Transcribe the listing below word for word.

- - - -

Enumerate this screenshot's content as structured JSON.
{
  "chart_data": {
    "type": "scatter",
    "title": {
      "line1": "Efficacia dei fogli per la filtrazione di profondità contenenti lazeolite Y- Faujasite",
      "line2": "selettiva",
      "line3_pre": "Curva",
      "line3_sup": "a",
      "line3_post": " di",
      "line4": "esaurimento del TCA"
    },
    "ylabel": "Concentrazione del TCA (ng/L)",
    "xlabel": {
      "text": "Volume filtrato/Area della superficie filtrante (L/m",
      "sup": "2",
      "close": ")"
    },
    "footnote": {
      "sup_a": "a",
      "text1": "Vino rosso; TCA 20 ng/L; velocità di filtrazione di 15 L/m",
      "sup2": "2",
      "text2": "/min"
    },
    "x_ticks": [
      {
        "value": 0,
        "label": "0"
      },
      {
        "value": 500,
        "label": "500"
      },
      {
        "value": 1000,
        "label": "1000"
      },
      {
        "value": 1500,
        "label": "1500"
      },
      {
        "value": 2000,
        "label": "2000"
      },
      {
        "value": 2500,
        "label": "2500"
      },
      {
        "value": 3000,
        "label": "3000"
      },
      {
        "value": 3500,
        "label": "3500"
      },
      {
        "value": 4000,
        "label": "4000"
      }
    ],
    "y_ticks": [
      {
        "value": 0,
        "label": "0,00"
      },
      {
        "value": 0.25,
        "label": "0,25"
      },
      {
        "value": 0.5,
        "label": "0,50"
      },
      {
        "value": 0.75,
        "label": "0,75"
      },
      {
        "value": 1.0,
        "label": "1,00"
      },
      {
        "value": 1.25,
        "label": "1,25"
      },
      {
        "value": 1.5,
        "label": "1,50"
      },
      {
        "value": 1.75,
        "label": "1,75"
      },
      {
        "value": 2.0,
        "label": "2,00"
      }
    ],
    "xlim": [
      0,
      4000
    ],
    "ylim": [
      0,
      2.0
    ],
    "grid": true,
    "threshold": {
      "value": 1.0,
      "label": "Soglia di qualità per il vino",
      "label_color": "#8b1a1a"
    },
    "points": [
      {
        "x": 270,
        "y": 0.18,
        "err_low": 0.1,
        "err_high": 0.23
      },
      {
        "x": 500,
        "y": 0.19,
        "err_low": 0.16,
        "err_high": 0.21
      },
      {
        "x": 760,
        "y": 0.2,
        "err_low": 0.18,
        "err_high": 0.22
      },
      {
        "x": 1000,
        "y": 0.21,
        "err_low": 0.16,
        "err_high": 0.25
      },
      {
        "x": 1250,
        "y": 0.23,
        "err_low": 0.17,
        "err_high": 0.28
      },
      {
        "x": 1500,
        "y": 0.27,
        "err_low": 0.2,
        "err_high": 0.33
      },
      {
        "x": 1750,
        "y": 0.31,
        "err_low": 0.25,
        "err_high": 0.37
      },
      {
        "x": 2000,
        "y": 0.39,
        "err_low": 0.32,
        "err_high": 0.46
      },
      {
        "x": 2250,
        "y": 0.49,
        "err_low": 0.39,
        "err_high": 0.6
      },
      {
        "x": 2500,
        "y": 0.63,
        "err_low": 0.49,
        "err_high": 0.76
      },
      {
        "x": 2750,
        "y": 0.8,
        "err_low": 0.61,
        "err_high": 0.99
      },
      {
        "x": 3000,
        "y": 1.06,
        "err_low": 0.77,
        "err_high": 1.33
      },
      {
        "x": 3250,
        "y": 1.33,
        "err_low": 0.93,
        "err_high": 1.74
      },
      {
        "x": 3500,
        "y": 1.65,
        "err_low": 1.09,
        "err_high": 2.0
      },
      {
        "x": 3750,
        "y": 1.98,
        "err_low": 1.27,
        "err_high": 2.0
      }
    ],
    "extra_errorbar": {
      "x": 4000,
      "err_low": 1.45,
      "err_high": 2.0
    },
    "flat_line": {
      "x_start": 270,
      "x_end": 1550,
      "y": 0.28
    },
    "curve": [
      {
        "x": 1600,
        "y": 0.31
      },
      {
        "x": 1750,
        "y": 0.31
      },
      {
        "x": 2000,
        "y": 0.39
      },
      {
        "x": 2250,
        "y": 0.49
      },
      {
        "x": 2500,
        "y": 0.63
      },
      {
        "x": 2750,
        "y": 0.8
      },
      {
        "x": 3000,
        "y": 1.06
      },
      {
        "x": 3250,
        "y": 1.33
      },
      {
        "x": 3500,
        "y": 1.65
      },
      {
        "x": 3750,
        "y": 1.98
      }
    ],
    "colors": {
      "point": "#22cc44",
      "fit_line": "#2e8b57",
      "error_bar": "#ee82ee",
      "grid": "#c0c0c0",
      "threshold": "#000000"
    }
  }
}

- - - -

§ Task output:
Enumerate this screenshot's content as structured JSON.
{
  "chart_data": {
    "type": "scatter",
    "title": {
      "line1": "Efficacia dei fogli per la filtrazione di profondità contenenti lazeolite Y- Faujasite",
      "line2": "selettiva",
      "line3_pre": "Curva",
      "line3_sup": "a",
      "line3_post": " di",
      "line4": "esaurimento del TCA"
    },
    "ylabel": "Concentrazione del TCA (ng/L)",
    "xlabel": {
      "text": "Volume filtrato/Area della superficie filtrante (L/m",
      "sup": "2",
      "close": ")"
    },
    "footnote": {
      "sup_a": "a",
      "text1": "Vino rosso; TCA 20 ng/L; velocità di filtrazione di 15 L/m",
      "sup2": "2",
      "text2": "/min"
    },
    "x_ticks": [
      {
        "value": 0,
        "label": "0"
      },
      {
        "value": 500,
        "label": "500"
      },
      {
        "value": 1000,
        "label": "1000"
      },
      {
        "value": 1500,
        "label": "1500"
      },
      {
        "value": 2000,
        "label": "2000"
      },
      {
        "value": 2500,
        "label": "2500"
      },
      {
        "value": 3000,
        "label": "3000"
      },
      {
        "value": 3500,
        "label": "3500"
      },
      {
        "value": 4000,
        "label": "4000"
      }
    ],
    "y_ticks": [
      {
        "value": 0,
        "label": "0,00"
      },
      {
        "value": 0.25,
        "label": "0,25"
      },
      {
        "value": 0.5,
        "label": "0,50"
      },
      {
        "value": 0.75,
        "label": "0,75"
      },
      {
        "value": 1.0,
        "label": "1,00"
      },
      {
        "value": 1.25,
        "label": "1,25"
      },
      {
        "value": 1.5,
        "label": "1,50"
      },
      {
        "value": 1.75,
        "label": "1,75"
      },
      {
        "value": 2.0,
        "label": "2,00"
      }
    ],
    "xlim": [
      0,
      4000
    ],
    "ylim": [
      0,
      2.0
    ],
    "grid": true,
    "threshold": {
      "value": 1.0,
      "label": "Soglia di qualità per il vino",
      "label_color": "#8b1a1a"
    },
    "points": [
      {
        "x": 270,
        "y": 0.18,
        "err_low": 0.1,
        "err_high": 0.23
      },
      {
        "x": 500,
        "y": 0.19,
        "err_low": 0.16,
        "err_high": 0.21
      },
      {
        "x": 760,
        "y": 0.2,
        "err_low": 0.18,
        "err_high": 0.22
      },
      {
        "x": 1000,
        "y": 0.21,
        "err_low": 0.16,
        "err_high": 0.25
      },
      {
        "x": 1250,
        "y": 0.23,
        "err_low": 0.17,
        "err_high": 0.28
      },
      {
        "x": 1500,
        "y": 0.27,
        "err_low": 0.2,
        "err_high": 0.33
      },
      {
        "x": 1750,
        "y": 0.31,
        "err_low": 0.25,
        "err_high": 0.37
      },
      {
        "x": 2000,
        "y": 0.39,
        "err_low": 0.32,
        "err_high": 0.46
      },
      {
        "x": 2250,
        "y": 0.49,
        "err_low": 0.39,
        "err_high": 0.6
      },
      {
        "x": 2500,
        "y": 0.63,
        "err_low": 0.49,
        "err_high": 0.76
      },
      {
        "x": 2750,
        "y": 0.8,
        "err_low": 0.61,
        "err_high": 0.99
      },
      {
        "x": 3000,
        "y": 1.06,
        "err_low": 0.77,
        "err_high": 1.33
      },
      {
        "x": 3250,
        "y": 1.33,
        "err_low": 0.93,
        "err_high": 1.74
      },
      {
        "x": 3500,
        "y": 1.65,
        "err_low": 1.09,
        "err_high": 2.0
      },
      {
        "x": 3750,
        "y": 1.98,
        "err_low": 1.27,
        "err_high": 2.0
      }
    ],
    "extra_errorbar": {
      "x": 4000,
      "err_low": 1.45,
      "err_high": 2.0
    },
    "flat_line": {
      "x_start": 270,
      "x_end": 1550,
      "y": 0.28
    },
    "curve": [
      {
        "x": 1600,
        "y": 0.31
      },
      {
        "x": 1750,
        "y": 0.31
      },
      {
        "x": 2000,
        "y": 0.39
      },
      {
        "x": 2250,
        "y": 0.49
      },
      {
        "x": 2500,
        "y": 0.63
      },
      {
        "x": 2750,
        "y": 0.8
      },
      {
        "x": 3000,
        "y": 1.06
      },
      {
        "x": 3250,
        "y": 1.33
      },
      {
        "x": 3500,
        "y": 1.65
      },
      {
        "x": 3750,
        "y": 1.98
      }
    ],
    "colors": {
      "point": "#22cc44",
      "fit_line": "#2e8b57",
      "error_bar": "#ee82ee",
      "grid": "#c0c0c0",
      "threshold": "#000000"
    }
  }
}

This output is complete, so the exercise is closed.